Task description :: The records that follow must be reproduced in full, exactly as written.

Supplied records ::
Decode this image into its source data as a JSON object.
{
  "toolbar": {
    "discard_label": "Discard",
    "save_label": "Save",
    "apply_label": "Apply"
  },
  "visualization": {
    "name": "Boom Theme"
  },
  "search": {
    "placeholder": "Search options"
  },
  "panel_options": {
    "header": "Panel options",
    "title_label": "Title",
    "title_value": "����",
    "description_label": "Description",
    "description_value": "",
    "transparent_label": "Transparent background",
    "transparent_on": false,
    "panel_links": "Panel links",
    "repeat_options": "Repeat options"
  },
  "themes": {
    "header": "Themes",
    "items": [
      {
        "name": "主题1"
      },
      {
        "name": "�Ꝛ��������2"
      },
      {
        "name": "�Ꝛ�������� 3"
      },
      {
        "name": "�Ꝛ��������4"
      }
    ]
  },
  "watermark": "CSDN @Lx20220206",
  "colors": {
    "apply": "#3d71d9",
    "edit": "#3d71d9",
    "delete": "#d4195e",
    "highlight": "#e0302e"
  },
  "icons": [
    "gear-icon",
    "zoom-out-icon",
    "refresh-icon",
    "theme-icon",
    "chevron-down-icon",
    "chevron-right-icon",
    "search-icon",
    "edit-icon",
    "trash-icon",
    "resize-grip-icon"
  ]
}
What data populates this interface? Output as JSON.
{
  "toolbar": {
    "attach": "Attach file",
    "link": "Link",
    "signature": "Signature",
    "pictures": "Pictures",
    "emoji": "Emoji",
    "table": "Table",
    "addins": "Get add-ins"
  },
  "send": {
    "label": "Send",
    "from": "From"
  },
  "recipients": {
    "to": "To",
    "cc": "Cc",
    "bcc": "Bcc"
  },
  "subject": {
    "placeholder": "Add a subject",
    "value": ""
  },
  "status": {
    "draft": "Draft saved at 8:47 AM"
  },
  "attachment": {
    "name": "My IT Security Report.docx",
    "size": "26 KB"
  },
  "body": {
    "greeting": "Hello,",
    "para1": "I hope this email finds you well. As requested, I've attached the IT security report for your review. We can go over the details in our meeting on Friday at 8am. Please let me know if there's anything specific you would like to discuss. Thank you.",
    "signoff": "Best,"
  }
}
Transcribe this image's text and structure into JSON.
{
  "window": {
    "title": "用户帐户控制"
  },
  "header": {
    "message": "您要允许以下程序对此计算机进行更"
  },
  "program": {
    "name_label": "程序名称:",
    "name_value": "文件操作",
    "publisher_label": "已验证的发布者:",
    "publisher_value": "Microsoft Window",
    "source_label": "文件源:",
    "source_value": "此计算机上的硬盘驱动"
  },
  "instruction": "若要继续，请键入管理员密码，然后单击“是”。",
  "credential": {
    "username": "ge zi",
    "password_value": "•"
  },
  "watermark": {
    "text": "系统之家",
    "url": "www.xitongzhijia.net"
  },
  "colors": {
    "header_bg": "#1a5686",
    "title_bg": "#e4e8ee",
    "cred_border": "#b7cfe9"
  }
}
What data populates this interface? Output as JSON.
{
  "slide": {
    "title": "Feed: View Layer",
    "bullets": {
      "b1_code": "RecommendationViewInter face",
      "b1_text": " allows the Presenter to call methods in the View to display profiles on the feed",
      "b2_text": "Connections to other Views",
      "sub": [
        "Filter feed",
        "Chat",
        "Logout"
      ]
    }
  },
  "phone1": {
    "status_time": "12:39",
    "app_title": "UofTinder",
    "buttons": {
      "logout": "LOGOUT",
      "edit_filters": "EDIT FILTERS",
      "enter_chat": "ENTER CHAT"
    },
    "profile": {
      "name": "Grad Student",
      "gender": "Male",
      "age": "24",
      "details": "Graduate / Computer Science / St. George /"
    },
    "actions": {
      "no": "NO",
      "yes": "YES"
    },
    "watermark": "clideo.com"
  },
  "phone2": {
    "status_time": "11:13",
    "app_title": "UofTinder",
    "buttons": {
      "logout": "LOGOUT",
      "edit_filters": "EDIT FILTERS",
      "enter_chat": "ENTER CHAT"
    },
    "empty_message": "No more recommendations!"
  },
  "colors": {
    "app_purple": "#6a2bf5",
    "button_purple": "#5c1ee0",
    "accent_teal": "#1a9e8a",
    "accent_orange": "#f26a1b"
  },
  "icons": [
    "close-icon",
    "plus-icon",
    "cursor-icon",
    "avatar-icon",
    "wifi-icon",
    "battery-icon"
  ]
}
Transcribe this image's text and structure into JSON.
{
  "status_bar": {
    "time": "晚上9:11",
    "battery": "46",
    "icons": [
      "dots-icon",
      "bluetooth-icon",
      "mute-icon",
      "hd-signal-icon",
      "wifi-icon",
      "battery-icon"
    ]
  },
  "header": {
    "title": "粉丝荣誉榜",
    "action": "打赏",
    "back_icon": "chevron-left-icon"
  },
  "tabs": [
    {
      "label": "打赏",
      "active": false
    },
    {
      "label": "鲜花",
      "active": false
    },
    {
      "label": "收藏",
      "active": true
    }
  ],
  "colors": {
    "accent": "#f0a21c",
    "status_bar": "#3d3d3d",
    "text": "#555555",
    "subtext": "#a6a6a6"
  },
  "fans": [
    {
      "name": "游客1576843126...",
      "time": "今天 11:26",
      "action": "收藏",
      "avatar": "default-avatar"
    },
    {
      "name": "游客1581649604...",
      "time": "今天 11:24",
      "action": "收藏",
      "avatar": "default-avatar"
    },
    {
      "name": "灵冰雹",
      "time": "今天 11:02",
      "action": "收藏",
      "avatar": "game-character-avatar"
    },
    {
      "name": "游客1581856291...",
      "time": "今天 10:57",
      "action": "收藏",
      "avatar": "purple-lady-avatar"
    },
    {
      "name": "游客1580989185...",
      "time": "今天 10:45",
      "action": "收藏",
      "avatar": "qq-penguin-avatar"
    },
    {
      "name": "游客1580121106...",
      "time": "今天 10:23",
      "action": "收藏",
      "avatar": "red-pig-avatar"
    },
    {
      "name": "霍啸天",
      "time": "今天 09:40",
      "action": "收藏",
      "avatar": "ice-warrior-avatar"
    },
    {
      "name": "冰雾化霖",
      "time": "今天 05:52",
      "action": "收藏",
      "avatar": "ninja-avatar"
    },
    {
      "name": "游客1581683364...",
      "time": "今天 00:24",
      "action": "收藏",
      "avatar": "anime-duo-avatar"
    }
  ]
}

Exercise solution ::
Decode this image into its source data as a JSON object.
{
  "toolbar": {
    "discard_label": "Discard",
    "save_label": "Save",
    "apply_label": "Apply"
  },
  "visualization": {
    "name": "Boom Theme"
  },
  "search": {
    "placeholder": "Search options"
  },
  "panel_options": {
    "header": "Panel options",
    "title_label": "Title",
    "title_value": "����",
    "description_label": "Description",
    "description_value": "",
    "transparent_label": "Transparent background",
    "transparent_on": false,
    "panel_links": "Panel links",
    "repeat_options": "Repeat options"
  },
  "themes": {
    "header": "Themes",
    "items": [
      {
        "name": "主题1"
      },
      {
        "name": "�Ꝛ��������2"
      },
      {
        "name": "�Ꝛ�������� 3"
      },
      {
        "name": "�Ꝛ��������4"
      }
    ]
  },
  "watermark": "CSDN @Lx20220206",
  "colors": {
    "apply": "#3d71d9",
    "edit": "#3d71d9",
    "delete": "#d4195e",
    "highlight": "#e0302e"
  },
  "icons": [
    "gear-icon",
    "zoom-out-icon",
    "refresh-icon",
    "theme-icon",
    "chevron-down-icon",
    "chevron-right-icon",
    "search-icon",
    "edit-icon",
    "trash-icon",
    "resize-grip-icon"
  ]
}
What data populates this interface? Output as JSON.
{
  "toolbar": {
    "attach": "Attach file",
    "link": "Link",
    "signature": "Signature",
    "pictures": "Pictures",
    "emoji": "Emoji",
    "table": "Table",
    "addins": "Get add-ins"
  },
  "send": {
    "label": "Send",
    "from": "From"
  },
  "recipients": {
    "to": "To",
    "cc": "Cc",
    "bcc": "Bcc"
  },
  "subject": {
    "placeholder": "Add a subject",
    "value": ""
  },
  "status": {
    "draft": "Draft saved at 8:47 AM"
  },
  "attachment": {
    "name": "My IT Security Report.docx",
    "size": "26 KB"
  },
  "body": {
    "greeting": "Hello,",
    "para1": "I hope this email finds you well. As requested, I've attached the IT security report for your review. We can go over the details in our meeting on Friday at 8am. Please let me know if there's anything specific you would like to discuss. Thank you.",
    "signoff": "Best,"
  }
}
Transcribe this image's text and structure into JSON.
{
  "window": {
    "title": "用户帐户控制"
  },
  "header": {
    "message": "您要允许以下程序对此计算机进行更"
  },
  "program": {
    "name_label": "程序名称:",
    "name_value": "文件操作",
    "publisher_label": "已验证的发布者:",
    "publisher_value": "Microsoft Window",
    "source_label": "文件源:",
    "source_value": "此计算机上的硬盘驱动"
  },
  "instruction": "若要继续，请键入管理员密码，然后单击“是”。",
  "credential": {
    "username": "ge zi",
    "password_value": "•"
  },
  "watermark": {
    "text": "系统之家",
    "url": "www.xitongzhijia.net"
  },
  "colors": {
    "header_bg": "#1a5686",
    "title_bg": "#e4e8ee",
    "cred_border": "#b7cfe9"
  }
}
What data populates this interface? Output as JSON.
{
  "slide": {
    "title": "Feed: View Layer",
    "bullets": {
      "b1_code": "RecommendationViewInter face",
      "b1_text": " allows the Presenter to call methods in the View to display profiles on the feed",
      "b2_text": "Connections to other Views",
      "sub": [
        "Filter feed",
        "Chat",
        "Logout"
      ]
    }
  },
  "phone1": {
    "status_time": "12:39",
    "app_title": "UofTinder",
    "buttons": {
      "logout": "LOGOUT",
      "edit_filters": "EDIT FILTERS",
      "enter_chat": "ENTER CHAT"
    },
    "profile": {
      "name": "Grad Student",
      "gender": "Male",
      "age": "24",
      "details": "Graduate / Computer Science / St. George /"
    },
    "actions": {
      "no": "NO",
      "yes": "YES"
    },
    "watermark": "clideo.com"
  },
  "phone2": {
    "status_time": "11:13",
    "app_title": "UofTinder",
    "buttons": {
      "logout": "LOGOUT",
      "edit_filters": "EDIT FILTERS",
      "enter_chat": "ENTER CHAT"
    },
    "empty_message": "No more recommendations!"
  },
  "colors": {
    "app_purple": "#6a2bf5",
    "button_purple": "#5c1ee0",
    "accent_teal": "#1a9e8a",
    "accent_orange": "#f26a1b"
  },
  "icons": [
    "close-icon",
    "plus-icon",
    "cursor-icon",
    "avatar-icon",
    "wifi-icon",
    "battery-icon"
  ]
}
Transcribe this image's text and structure into JSON.
{
  "status_bar": {
    "time": "晚上9:11",
    "battery": "46",
    "icons": [
      "dots-icon",
      "bluetooth-icon",
      "mute-icon",
      "hd-signal-icon",
      "wifi-icon",
      "battery-icon"
    ]
  },
  "header": {
    "title": "粉丝荣誉榜",
    "action": "打赏",
    "back_icon": "chevron-left-icon"
  },
  "tabs": [
    {
      "label": "打赏",
      "active": false
    },
    {
      "label": "鲜花",
      "active": false
    },
    {
      "label": "收藏",
      "active": true
    }
  ],
  "colors": {
    "accent": "#f0a21c",
    "status_bar": "#3d3d3d",
    "text": "#555555",
    "subtext": "#a6a6a6"
  },
  "fans": [
    {
      "name": "游客1576843126...",
      "time": "今天 11:26",
      "action": "收藏",
      "avatar": "default-avatar"
    },
    {
      "name": "游客1581649604...",
      "time": "今天 11:24",
      "action": "收藏",
      "avatar": "default-avatar"
    },
    {
      "name": "灵冰雹",
      "time": "今天 11:02",
      "action": "收藏",
      "avatar": "game-character-avatar"
    },
    {
      "name": "游客1581856291...",
      "time": "今天 10:57",
      "action": "收藏",
      "avatar": "purple-lady-avatar"
    },
    {
      "name": "游客1580989185...",
      "time": "今天 10:45",
      "action": "收藏",
      "avatar": "qq-penguin-avatar"
    },
    {
      "name": "游客1580121106...",
      "time": "今天 10:23",
      "action": "收藏",
      "avatar": "red-pig-avatar"
    },
    {
      "name": "霍啸天",
      "time": "今天 09:40",
      "action": "收藏",
      "avatar": "ice-warrior-avatar"
    },
    {
      "name": "冰雾化霖",
      "time": "今天 05:52",
      "action": "收藏",
      "avatar": "ninja-avatar"
    },
    {
      "name": "游客1581683364...",
      "time": "今天 00:24",
      "action": "收藏",
      "avatar": "anime-duo-avatar"
    }
  ]
}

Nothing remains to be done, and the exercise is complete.